■ Material for the task
*-*-*

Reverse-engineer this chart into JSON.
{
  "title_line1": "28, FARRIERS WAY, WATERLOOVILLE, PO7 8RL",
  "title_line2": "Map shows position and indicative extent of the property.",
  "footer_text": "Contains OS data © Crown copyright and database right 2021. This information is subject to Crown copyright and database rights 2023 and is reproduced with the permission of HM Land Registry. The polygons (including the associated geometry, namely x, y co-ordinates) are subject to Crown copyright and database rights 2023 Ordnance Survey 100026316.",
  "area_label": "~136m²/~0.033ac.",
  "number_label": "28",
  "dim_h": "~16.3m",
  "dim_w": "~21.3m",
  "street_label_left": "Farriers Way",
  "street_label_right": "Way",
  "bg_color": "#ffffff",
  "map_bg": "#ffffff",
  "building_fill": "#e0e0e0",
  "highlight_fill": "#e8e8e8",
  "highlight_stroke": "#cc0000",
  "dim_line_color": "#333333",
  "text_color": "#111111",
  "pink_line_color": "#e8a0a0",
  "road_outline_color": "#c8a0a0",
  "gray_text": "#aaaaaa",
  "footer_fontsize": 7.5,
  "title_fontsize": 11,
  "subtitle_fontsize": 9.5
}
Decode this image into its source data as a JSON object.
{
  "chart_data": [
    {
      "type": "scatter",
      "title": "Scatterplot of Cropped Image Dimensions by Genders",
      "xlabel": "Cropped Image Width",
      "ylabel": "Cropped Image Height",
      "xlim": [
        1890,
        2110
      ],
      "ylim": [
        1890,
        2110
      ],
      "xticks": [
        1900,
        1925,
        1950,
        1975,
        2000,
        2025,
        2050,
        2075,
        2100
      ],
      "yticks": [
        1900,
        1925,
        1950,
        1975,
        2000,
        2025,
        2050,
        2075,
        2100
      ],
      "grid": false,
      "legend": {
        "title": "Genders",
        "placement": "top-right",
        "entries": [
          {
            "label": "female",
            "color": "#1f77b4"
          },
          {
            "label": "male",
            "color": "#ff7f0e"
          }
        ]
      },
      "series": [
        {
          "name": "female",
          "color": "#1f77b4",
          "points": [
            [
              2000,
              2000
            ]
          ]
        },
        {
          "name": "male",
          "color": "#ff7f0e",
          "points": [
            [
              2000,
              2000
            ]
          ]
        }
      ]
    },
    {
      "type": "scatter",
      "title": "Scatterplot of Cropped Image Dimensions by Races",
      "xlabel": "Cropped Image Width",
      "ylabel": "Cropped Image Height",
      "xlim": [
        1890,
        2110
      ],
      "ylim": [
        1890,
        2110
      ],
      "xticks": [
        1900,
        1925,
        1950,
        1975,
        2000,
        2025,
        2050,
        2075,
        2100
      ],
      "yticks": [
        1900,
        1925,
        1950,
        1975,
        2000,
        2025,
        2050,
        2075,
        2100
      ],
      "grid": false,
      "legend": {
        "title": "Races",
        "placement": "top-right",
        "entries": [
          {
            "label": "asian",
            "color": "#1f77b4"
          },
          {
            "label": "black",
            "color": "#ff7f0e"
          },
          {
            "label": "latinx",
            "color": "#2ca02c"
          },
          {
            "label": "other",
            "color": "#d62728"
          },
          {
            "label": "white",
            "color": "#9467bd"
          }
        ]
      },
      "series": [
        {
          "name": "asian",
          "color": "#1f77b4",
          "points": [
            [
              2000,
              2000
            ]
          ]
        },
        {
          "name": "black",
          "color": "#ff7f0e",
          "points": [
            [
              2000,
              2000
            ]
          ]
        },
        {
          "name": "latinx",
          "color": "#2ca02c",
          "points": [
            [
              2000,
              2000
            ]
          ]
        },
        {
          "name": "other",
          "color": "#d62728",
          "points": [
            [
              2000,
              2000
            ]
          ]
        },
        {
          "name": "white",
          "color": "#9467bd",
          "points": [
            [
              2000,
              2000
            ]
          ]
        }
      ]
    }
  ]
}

*-*-*

Which lines hold the word "JSON"? Copy every one of them.

Reverse-engineer this chart into JSON.
Decode this image into its source data as a JSON object.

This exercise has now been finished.